[Data entries for graphics]
▼

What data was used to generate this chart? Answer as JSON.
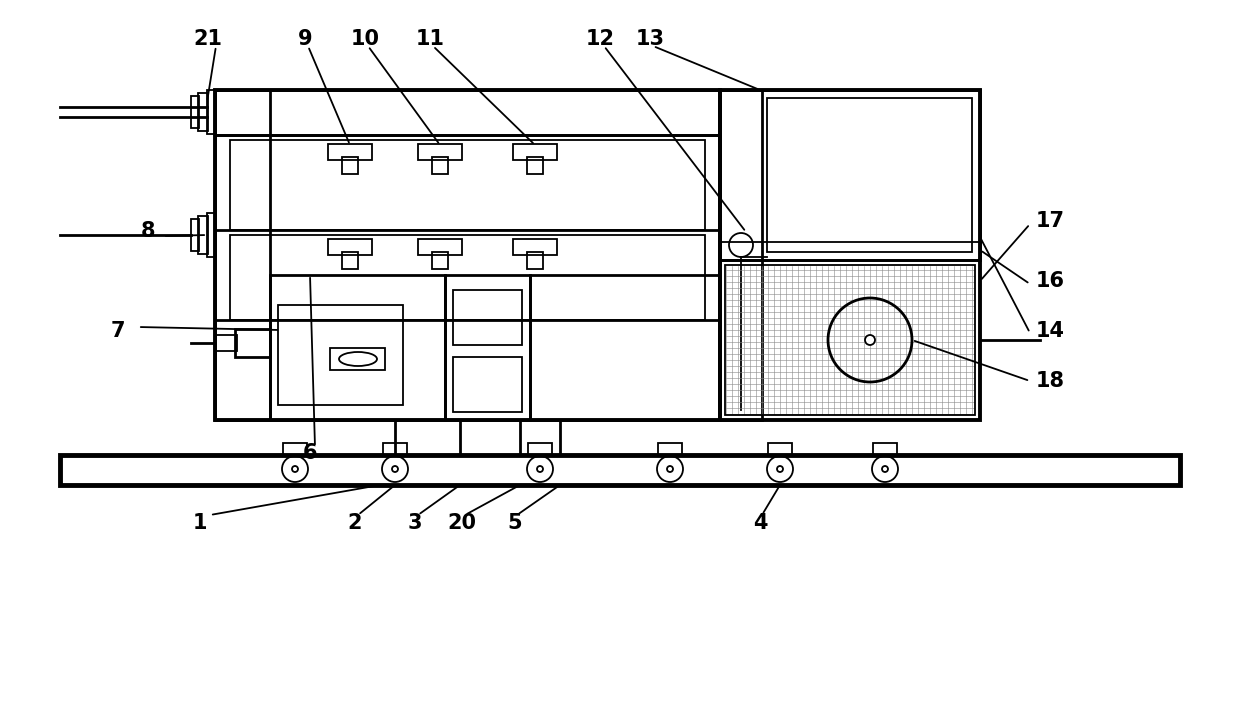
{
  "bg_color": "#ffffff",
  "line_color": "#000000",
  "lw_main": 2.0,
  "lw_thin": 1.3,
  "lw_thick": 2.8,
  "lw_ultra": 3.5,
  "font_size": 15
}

▲

Direction: Write out the listing above exactly as it stands, pictures excluded.

Task output:
What data was used to generate this chart? Answer as JSON.
{
  "bg_color": "#ffffff",
  "line_color": "#000000",
  "lw_main": 2.0,
  "lw_thin": 1.3,
  "lw_thick": 2.8,
  "lw_ultra": 3.5,
  "font_size": 15
}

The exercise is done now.